--- start ---

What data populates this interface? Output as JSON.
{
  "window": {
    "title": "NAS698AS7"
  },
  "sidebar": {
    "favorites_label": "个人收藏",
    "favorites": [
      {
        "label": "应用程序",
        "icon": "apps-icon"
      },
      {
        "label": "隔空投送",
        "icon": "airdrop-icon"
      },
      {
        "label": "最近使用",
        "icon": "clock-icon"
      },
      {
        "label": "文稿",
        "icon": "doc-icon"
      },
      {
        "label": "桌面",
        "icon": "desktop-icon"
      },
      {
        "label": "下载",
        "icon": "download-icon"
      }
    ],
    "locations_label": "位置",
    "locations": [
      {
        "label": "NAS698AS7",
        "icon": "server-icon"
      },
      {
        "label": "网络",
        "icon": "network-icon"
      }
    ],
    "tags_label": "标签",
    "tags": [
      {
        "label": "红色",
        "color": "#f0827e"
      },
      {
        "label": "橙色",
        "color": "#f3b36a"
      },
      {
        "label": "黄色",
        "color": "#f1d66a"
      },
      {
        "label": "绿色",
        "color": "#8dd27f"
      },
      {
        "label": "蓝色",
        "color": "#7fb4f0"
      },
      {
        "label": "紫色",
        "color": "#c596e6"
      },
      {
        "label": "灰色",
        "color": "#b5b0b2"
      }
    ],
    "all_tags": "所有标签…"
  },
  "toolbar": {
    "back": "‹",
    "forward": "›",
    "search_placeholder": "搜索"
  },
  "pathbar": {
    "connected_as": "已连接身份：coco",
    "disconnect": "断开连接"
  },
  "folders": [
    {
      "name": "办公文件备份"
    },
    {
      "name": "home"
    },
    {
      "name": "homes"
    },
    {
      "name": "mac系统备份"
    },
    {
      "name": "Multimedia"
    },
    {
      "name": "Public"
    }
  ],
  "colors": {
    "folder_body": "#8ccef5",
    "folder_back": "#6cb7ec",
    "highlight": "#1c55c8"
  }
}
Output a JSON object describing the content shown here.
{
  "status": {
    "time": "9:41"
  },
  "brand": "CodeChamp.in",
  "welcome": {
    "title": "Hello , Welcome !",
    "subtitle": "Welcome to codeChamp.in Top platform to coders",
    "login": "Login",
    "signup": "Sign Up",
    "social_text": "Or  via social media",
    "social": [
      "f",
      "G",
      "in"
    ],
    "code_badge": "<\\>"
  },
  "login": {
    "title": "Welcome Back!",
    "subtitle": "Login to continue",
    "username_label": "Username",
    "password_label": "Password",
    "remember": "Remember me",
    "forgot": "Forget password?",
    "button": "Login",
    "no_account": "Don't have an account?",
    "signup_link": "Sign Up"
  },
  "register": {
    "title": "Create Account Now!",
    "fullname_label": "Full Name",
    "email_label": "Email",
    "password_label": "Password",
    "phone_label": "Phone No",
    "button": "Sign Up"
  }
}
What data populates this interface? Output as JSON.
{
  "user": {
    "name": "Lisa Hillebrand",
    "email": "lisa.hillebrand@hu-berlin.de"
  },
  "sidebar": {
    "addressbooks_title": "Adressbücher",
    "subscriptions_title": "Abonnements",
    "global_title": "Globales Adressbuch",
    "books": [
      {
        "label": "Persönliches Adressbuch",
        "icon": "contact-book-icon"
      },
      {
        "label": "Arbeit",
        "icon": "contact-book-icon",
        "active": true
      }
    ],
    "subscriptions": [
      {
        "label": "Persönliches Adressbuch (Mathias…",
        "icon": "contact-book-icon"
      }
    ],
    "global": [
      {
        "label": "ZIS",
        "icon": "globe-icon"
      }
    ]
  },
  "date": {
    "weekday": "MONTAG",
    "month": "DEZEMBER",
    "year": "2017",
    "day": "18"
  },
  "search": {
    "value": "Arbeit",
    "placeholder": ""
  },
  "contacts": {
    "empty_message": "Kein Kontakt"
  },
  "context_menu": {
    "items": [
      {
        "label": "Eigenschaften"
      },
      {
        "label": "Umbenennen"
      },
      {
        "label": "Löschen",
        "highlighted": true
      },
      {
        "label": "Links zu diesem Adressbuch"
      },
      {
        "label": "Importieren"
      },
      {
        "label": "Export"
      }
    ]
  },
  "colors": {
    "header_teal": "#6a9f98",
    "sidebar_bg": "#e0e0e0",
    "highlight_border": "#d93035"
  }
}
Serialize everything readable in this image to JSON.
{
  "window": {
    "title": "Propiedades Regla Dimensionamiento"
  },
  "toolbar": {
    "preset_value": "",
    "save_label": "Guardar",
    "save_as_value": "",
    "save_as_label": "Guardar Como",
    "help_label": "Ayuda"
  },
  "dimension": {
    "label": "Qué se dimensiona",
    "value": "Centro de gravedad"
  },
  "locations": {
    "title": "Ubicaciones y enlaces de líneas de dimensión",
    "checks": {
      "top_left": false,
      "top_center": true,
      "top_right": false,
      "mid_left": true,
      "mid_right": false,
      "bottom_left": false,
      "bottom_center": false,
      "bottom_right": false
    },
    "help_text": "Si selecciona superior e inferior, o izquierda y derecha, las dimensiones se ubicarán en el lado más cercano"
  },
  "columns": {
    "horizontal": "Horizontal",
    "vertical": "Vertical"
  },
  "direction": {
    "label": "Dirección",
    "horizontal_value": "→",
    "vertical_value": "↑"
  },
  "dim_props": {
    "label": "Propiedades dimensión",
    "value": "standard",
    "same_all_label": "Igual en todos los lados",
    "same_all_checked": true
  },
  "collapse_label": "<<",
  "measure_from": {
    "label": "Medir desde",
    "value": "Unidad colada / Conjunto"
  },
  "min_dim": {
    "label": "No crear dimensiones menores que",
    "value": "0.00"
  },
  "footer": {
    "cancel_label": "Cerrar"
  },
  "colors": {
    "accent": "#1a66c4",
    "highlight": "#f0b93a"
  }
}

--- end ---

→ DESCRIPTION OF THE TASK:
Among the records above, find each line holding the string "Propiedades" and pull it out.

→ RESULT:
    "title": "Propiedades Regla Dimensionamiento"
    "label": "Propiedades dimensión",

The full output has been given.